──────── MATERIAL TO PROCESS

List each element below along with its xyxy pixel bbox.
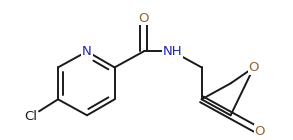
Text: NH: NH bbox=[163, 45, 183, 58]
Text: Cl: Cl bbox=[24, 110, 37, 123]
Text: O: O bbox=[248, 61, 259, 74]
Text: O: O bbox=[138, 12, 149, 25]
Text: O: O bbox=[254, 125, 265, 138]
Text: N: N bbox=[82, 45, 92, 58]
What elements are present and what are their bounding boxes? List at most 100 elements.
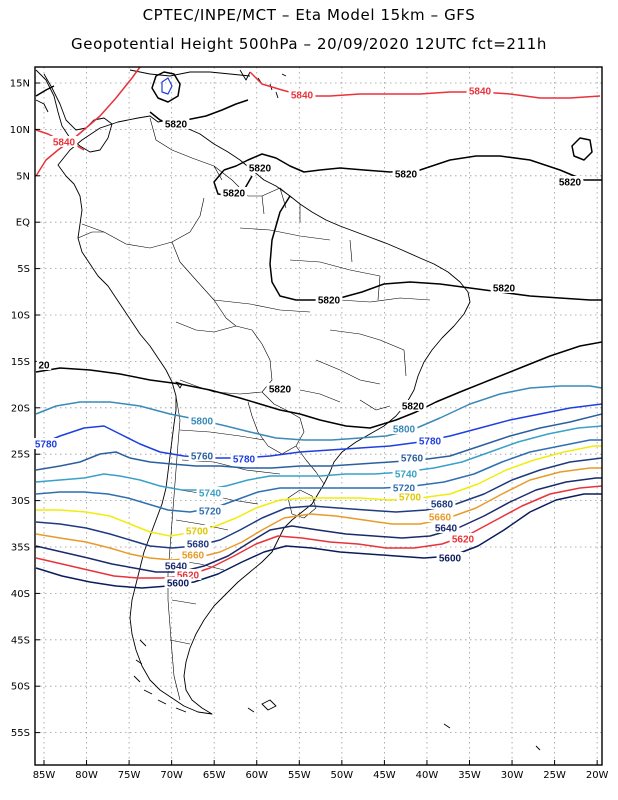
contour-label: 5840 [469,87,492,98]
map-frame [34,66,603,766]
contour-label-bg [490,282,518,293]
contour-label: 5740 [395,470,418,481]
contour-label: 5680 [187,540,210,551]
contour-5820-south [35,341,602,429]
lat-label: 50S [11,682,30,693]
contour-label: 5820 [223,189,246,200]
contour-label: 20 [38,361,50,372]
border-bolivia [175,321,273,395]
lat-label: 20S [11,403,30,414]
coastline [35,69,541,751]
lake-titicaca [175,381,183,389]
contour-5740 [35,425,602,491]
border-venezuela-brazil [213,165,293,199]
contour-5680 [35,457,602,549]
lat-label: 10S [11,311,30,322]
contour-label: 5720 [393,484,416,495]
contour-label-bg [426,511,454,522]
lon-label: 50W [331,770,354,781]
contour-label-bg [288,89,316,100]
contour-label: 5620 [177,571,200,582]
contour-label-bg [184,538,212,549]
contour-label: 5680 [431,500,454,511]
contour-label-bg [32,438,60,449]
contour-label-bg [436,552,464,563]
contour-label-bg [179,549,207,560]
contour-label-bg [174,569,202,580]
contour-label-bg [188,450,216,461]
contour-label-bg [188,415,216,426]
contour-label: 5700 [186,527,209,538]
chart-title: CPTEC/INPE/MCT – Eta Model 15km – GFS [142,6,476,24]
contour-5820-closed-north [151,71,181,103]
contour-label: 5840 [53,138,76,149]
latitude-labels: 15N 10N 5N EQ 5S 10S 15S 20S 25S 30S 35S 40S 45S 50S 5… [10,79,40,739]
contour-5820-inner [213,169,602,301]
contour-labels: 5840 5840 5840 5820 5820 5820 5820 5820 5820 5820… [32,85,584,590]
contour-5820-small-loop [571,137,593,161]
contour-label-bg [50,136,78,147]
contour-label-bg [162,118,190,129]
lon-label: 85W [33,770,56,781]
lat-label: 55S [11,728,30,739]
lat-label: 35S [11,543,30,554]
contour-label: 5800 [191,417,214,428]
lon-label: 30W [501,770,524,781]
contour-5840-north-east [249,71,601,99]
contour-label: 5660 [429,513,452,524]
chart-subtitle: Geopotential Height 500hPa – 20/09/2020 … [71,35,547,53]
contour-label: 5820 [269,385,292,396]
border-colombia-peru [81,197,205,249]
contour-5700 [36,445,602,537]
falkland-islands [247,699,277,713]
contour-5780 [35,403,602,459]
contour-label-bg [399,400,427,411]
contour-label-bg [36,359,52,370]
contour-5660 [35,467,602,561]
caribbean-coast [35,69,251,113]
lon-label: 65W [203,770,226,781]
contour-label: 5640 [165,562,188,573]
lon-label: 55W [288,770,311,781]
contour-lines [35,67,602,589]
contour-label: 5600 [167,579,190,590]
central-america-coastline [35,69,113,153]
chile-fjords [133,639,187,713]
contour-label: 5820 [395,170,418,181]
contour-5720 [35,439,602,513]
lat-label: 15N [10,79,30,90]
contour-5840-north [35,67,141,177]
contour-5760 [35,413,602,471]
lon-label: 75W [118,770,141,781]
contour-label: 5820 [493,284,516,295]
country-borders [77,117,431,701]
contour-label-bg [220,187,248,198]
lon-label: 70W [160,770,183,781]
contour-label: 5640 [435,524,458,535]
lon-label: 20W [586,770,609,781]
contour-label: 5780 [35,440,58,451]
contour-label-bg [432,522,460,533]
contour-label: 5740 [199,489,222,500]
contour-label-bg [466,85,494,96]
contour-label: 5780 [419,437,442,448]
contour-5620 [35,485,602,579]
contour-label-bg [266,383,294,394]
contour-label-bg [315,294,343,305]
contour-label-bg [392,468,420,479]
contour-label-bg [449,533,477,544]
contour-label-bg [428,498,456,509]
contour-label-bg [196,505,224,516]
contour-label-bg [196,487,224,498]
grid-lines [35,67,602,765]
lat-label: 45S [11,635,30,646]
contour-5840-closed-north [161,77,173,95]
contour-label-bg [390,482,418,493]
lon-label: 40W [416,770,439,781]
lat-label: 15S [11,357,30,368]
lat-label: 25S [11,450,30,461]
contour-label-bg [246,162,274,173]
contour-label: 5820 [402,402,425,413]
contour-label-bg [162,560,190,571]
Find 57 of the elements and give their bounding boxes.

────────────────

Rewrite the listing as a numbered list, covering only the lines from the one holding "contour-label: 5840 [469,87,492,98]" through the one holding "contour-5820-inner [213,169,602,301]", inclusive, and leave out any blank lines.

1. contour-label: 5840 [469,87,492,98]
2. map-frame [34,66,603,766]
3. contour-label-bg [490,282,518,293]
4. contour-label: 5740 [395,470,418,481]
5. contour-label: 5680 [187,540,210,551]
6. contour-5820-south [35,341,602,429]
7. lat-label: 50S [11,682,30,693]
8. contour-label: 5820 [223,189,246,200]
9. contour-label: 20 [38,361,50,372]
10. border-bolivia [175,321,273,395]
11. lat-label: 20S [11,403,30,414]
12. coastline [35,69,541,751]
13. lake-titicaca [175,381,183,389]
14. contour-5740 [35,425,602,491]
15. border-venezuela-brazil [213,165,293,199]
16. contour-5680 [35,457,602,549]
17. lat-label: 10S [11,311,30,322]
18. contour-label: 5720 [393,484,416,495]
19. contour-label-bg [426,511,454,522]
20. lon-label: 50W [331,770,354,781]
21. contour-label-bg [288,89,316,100]
22. contour-label: 5620 [177,571,200,582]
23. contour-label-bg [184,538,212,549]
24. contour-label: 5680 [431,500,454,511]
25. contour-label-bg [32,438,60,449]
26. contour-label-bg [436,552,464,563]
27. contour-label-bg [179,549,207,560]
28. contour-label-bg [174,569,202,580]
29. contour-label-bg [188,450,216,461]
30. contour-label-bg [188,415,216,426]
31. contour-label: 5700 [186,527,209,538]
32. chart-title: CPTEC/INPE/MCT – Eta Model 15km – GFS [142,6,476,24]
33. contour-5820-closed-north [151,71,181,103]
34. contour-label: 5840 [53,138,76,149]
35. latitude-labels: 15N 10N 5N EQ 5S 10S 15S 20S 25S 30S 35S 40S 45S 50S 5… [10,79,40,739]
36. contour-5820-inner [213,169,602,301]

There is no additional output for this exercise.